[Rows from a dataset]
# # # #

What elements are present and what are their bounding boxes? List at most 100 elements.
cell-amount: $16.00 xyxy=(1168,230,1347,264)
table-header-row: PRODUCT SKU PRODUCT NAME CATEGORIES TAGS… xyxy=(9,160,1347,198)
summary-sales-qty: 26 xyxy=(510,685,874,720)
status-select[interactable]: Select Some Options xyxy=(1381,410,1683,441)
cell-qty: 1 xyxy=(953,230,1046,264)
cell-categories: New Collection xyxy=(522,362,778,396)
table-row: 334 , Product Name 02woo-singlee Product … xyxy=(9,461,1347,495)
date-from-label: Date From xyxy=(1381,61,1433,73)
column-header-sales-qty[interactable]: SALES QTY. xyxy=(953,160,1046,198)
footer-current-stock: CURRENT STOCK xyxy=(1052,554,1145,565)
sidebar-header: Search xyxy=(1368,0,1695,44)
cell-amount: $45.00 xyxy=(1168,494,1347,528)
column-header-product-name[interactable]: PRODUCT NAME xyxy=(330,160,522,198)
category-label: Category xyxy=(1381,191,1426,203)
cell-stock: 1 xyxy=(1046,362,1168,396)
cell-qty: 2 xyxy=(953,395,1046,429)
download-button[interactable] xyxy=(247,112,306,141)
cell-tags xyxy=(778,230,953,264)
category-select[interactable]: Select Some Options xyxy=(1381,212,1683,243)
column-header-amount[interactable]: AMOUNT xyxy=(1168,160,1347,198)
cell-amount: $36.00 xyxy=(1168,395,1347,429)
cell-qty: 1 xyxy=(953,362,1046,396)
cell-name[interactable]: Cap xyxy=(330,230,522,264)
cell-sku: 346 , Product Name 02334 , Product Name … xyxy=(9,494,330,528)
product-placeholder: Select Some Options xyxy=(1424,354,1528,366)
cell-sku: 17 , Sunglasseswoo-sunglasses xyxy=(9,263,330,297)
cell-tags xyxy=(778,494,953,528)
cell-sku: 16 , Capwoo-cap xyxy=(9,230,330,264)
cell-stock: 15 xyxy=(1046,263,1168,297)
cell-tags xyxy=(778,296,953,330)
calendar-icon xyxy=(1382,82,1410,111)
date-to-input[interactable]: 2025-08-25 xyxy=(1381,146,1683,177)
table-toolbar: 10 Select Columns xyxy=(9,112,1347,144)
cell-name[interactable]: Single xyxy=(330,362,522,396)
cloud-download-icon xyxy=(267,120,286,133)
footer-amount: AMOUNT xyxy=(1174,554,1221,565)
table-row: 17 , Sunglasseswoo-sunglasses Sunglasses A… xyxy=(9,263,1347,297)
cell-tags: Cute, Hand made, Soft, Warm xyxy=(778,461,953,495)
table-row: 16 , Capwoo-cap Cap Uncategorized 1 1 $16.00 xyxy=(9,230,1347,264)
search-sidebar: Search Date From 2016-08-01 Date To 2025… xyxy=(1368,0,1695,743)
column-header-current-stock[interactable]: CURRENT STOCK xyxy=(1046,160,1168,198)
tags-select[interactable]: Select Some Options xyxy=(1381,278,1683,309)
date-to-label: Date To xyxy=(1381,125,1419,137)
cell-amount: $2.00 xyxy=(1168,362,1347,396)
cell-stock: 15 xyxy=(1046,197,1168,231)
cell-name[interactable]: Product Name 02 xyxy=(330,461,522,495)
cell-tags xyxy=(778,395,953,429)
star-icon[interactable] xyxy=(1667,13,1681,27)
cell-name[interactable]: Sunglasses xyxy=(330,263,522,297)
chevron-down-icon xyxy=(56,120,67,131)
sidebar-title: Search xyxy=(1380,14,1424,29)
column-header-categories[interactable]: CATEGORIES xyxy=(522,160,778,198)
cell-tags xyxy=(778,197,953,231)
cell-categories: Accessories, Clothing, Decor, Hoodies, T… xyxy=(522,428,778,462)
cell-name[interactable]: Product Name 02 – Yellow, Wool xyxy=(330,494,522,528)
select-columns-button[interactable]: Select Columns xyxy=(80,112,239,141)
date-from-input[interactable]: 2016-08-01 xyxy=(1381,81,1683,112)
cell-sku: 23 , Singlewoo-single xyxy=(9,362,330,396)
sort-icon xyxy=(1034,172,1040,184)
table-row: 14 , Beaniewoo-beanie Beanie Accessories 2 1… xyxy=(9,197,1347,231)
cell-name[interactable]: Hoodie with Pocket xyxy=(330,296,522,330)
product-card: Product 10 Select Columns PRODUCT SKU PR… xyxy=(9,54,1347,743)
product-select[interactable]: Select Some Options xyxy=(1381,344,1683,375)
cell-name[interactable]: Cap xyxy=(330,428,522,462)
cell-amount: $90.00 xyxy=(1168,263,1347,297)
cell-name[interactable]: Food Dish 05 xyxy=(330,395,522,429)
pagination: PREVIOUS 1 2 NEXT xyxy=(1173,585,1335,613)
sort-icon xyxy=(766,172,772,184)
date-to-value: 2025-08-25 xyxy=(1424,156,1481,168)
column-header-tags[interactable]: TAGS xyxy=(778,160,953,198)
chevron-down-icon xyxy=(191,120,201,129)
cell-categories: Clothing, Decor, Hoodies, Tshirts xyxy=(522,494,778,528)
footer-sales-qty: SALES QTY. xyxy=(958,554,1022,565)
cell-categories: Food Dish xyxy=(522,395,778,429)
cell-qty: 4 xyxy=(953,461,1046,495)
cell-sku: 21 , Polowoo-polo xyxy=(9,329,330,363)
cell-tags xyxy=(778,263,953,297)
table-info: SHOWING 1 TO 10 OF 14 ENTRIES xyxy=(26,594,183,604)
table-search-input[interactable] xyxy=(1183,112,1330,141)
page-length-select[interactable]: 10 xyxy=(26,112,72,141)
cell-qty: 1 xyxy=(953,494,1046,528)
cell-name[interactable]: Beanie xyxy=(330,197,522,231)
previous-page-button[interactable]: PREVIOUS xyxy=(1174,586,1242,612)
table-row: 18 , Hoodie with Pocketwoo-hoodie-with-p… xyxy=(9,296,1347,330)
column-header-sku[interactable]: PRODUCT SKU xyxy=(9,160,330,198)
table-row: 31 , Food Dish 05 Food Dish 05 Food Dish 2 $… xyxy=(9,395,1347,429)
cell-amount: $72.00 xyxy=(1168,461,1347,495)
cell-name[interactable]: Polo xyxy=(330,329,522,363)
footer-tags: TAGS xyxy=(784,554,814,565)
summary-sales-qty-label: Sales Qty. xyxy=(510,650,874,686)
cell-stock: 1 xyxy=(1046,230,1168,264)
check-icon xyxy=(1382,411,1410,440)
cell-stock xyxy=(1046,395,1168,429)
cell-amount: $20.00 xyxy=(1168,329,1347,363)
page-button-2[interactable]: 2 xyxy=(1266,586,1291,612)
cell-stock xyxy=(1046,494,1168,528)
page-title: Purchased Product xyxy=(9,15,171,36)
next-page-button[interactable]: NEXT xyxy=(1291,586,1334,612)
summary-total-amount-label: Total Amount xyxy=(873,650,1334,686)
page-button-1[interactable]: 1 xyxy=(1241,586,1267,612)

# # # #

◆ Instruction ◆
Copy out every line of the data above verbatim.

◆ The answer ◆
What elements are present and what are their bounding boxes? List at most 100 elements.
cell-amount: $16.00 xyxy=(1168,230,1347,264)
table-header-row: PRODUCT SKU PRODUCT NAME CATEGORIES TAGS… xyxy=(9,160,1347,198)
summary-sales-qty: 26 xyxy=(510,685,874,720)
status-select[interactable]: Select Some Options xyxy=(1381,410,1683,441)
cell-qty: 1 xyxy=(953,230,1046,264)
cell-categories: New Collection xyxy=(522,362,778,396)
table-row: 334 , Product Name 02woo-singlee Product … xyxy=(9,461,1347,495)
date-from-label: Date From xyxy=(1381,61,1433,73)
column-header-sales-qty[interactable]: SALES QTY. xyxy=(953,160,1046,198)
footer-current-stock: CURRENT STOCK xyxy=(1052,554,1145,565)
sidebar-header: Search xyxy=(1368,0,1695,44)
cell-amount: $45.00 xyxy=(1168,494,1347,528)
column-header-product-name[interactable]: PRODUCT NAME xyxy=(330,160,522,198)
category-label: Category xyxy=(1381,191,1426,203)
cell-stock: 1 xyxy=(1046,362,1168,396)
cell-qty: 2 xyxy=(953,395,1046,429)
download-button[interactable] xyxy=(247,112,306,141)
cell-tags xyxy=(778,230,953,264)
category-select[interactable]: Select Some Options xyxy=(1381,212,1683,243)
column-header-amount[interactable]: AMOUNT xyxy=(1168,160,1347,198)
cell-amount: $36.00 xyxy=(1168,395,1347,429)
cell-qty: 1 xyxy=(953,362,1046,396)
cell-name[interactable]: Cap xyxy=(330,230,522,264)
cell-sku: 346 , Product Name 02334 , Product Name … xyxy=(9,494,330,528)
product-placeholder: Select Some Options xyxy=(1424,354,1528,366)
cell-sku: 17 , Sunglasseswoo-sunglasses xyxy=(9,263,330,297)
cell-tags xyxy=(778,494,953,528)
cell-sku: 16 , Capwoo-cap xyxy=(9,230,330,264)
cell-stock: 15 xyxy=(1046,263,1168,297)
cell-tags xyxy=(778,296,953,330)
calendar-icon xyxy=(1382,82,1410,111)
date-to-input[interactable]: 2025-08-25 xyxy=(1381,146,1683,177)
table-toolbar: 10 Select Columns xyxy=(9,112,1347,144)
cell-name[interactable]: Single xyxy=(330,362,522,396)
cloud-download-icon xyxy=(267,120,286,133)
footer-amount: AMOUNT xyxy=(1174,554,1221,565)
table-row: 17 , Sunglasseswoo-sunglasses Sunglasses A… xyxy=(9,263,1347,297)
cell-tags: Cute, Hand made, Soft, Warm xyxy=(778,461,953,495)
table-row: 16 , Capwoo-cap Cap Uncategorized 1 1 $16.00 xyxy=(9,230,1347,264)
search-sidebar: Search Date From 2016-08-01 Date To 2025… xyxy=(1368,0,1695,743)
column-header-current-stock[interactable]: CURRENT STOCK xyxy=(1046,160,1168,198)
tags-select[interactable]: Select Some Options xyxy=(1381,278,1683,309)
date-to-label: Date To xyxy=(1381,125,1419,137)
cell-amount: $2.00 xyxy=(1168,362,1347,396)
cell-stock: 15 xyxy=(1046,197,1168,231)
cell-name[interactable]: Product Name 02 xyxy=(330,461,522,495)
cell-tags xyxy=(778,395,953,429)
star-icon[interactable] xyxy=(1667,13,1681,27)
cell-name[interactable]: Sunglasses xyxy=(330,263,522,297)
chevron-down-icon xyxy=(56,120,67,131)
sidebar-title: Search xyxy=(1380,14,1424,29)
column-header-categories[interactable]: CATEGORIES xyxy=(522,160,778,198)
cell-tags xyxy=(778,197,953,231)
cell-categories: Accessories, Clothing, Decor, Hoodies, T… xyxy=(522,428,778,462)
cell-name[interactable]: Product Name 02 – Yellow, Wool xyxy=(330,494,522,528)
select-columns-button[interactable]: Select Columns xyxy=(80,112,239,141)
date-from-input[interactable]: 2016-08-01 xyxy=(1381,81,1683,112)
cell-sku: 23 , Singlewoo-single xyxy=(9,362,330,396)
sort-icon xyxy=(1034,172,1040,184)
table-row: 14 , Beaniewoo-beanie Beanie Accessories 2 1… xyxy=(9,197,1347,231)
cell-name[interactable]: Hoodie with Pocket xyxy=(330,296,522,330)
product-card: Product 10 Select Columns PRODUCT SKU PR… xyxy=(9,54,1347,743)
product-select[interactable]: Select Some Options xyxy=(1381,344,1683,375)
cell-name[interactable]: Cap xyxy=(330,428,522,462)
cell-amount: $90.00 xyxy=(1168,263,1347,297)
cell-name[interactable]: Food Dish 05 xyxy=(330,395,522,429)
pagination: PREVIOUS 1 2 NEXT xyxy=(1173,585,1335,613)
sort-icon xyxy=(766,172,772,184)
date-to-value: 2025-08-25 xyxy=(1424,156,1481,168)
column-header-tags[interactable]: TAGS xyxy=(778,160,953,198)
chevron-down-icon xyxy=(191,120,201,129)
cell-categories: Clothing, Decor, Hoodies, Tshirts xyxy=(522,494,778,528)
footer-sales-qty: SALES QTY. xyxy=(958,554,1022,565)
cell-categories: Food Dish xyxy=(522,395,778,429)
cell-qty: 4 xyxy=(953,461,1046,495)
cell-sku: 21 , Polowoo-polo xyxy=(9,329,330,363)
cell-tags xyxy=(778,263,953,297)
table-info: SHOWING 1 TO 10 OF 14 ENTRIES xyxy=(26,594,183,604)
table-search-input[interactable] xyxy=(1183,112,1330,141)
page-length-select[interactable]: 10 xyxy=(26,112,72,141)
cell-qty: 1 xyxy=(953,494,1046,528)
cell-name[interactable]: Beanie xyxy=(330,197,522,231)
previous-page-button[interactable]: PREVIOUS xyxy=(1174,586,1242,612)
table-row: 18 , Hoodie with Pocketwoo-hoodie-with-p… xyxy=(9,296,1347,330)
column-header-sku[interactable]: PRODUCT SKU xyxy=(9,160,330,198)
table-row: 31 , Food Dish 05 Food Dish 05 Food Dish 2 $… xyxy=(9,395,1347,429)
cell-amount: $72.00 xyxy=(1168,461,1347,495)
cell-name[interactable]: Polo xyxy=(330,329,522,363)
footer-tags: TAGS xyxy=(784,554,814,565)
summary-sales-qty-label: Sales Qty. xyxy=(510,650,874,686)
cell-stock: 1 xyxy=(1046,230,1168,264)
check-icon xyxy=(1382,411,1410,440)
cell-stock xyxy=(1046,395,1168,429)
cell-amount: $20.00 xyxy=(1168,329,1347,363)
page-button-2[interactable]: 2 xyxy=(1266,586,1291,612)
cell-stock xyxy=(1046,494,1168,528)
page-title: Purchased Product xyxy=(9,15,171,36)
next-page-button[interactable]: NEXT xyxy=(1291,586,1334,612)
summary-total-amount-label: Total Amount xyxy=(873,650,1334,686)
page-button-1[interactable]: 1 xyxy=(1241,586,1267,612)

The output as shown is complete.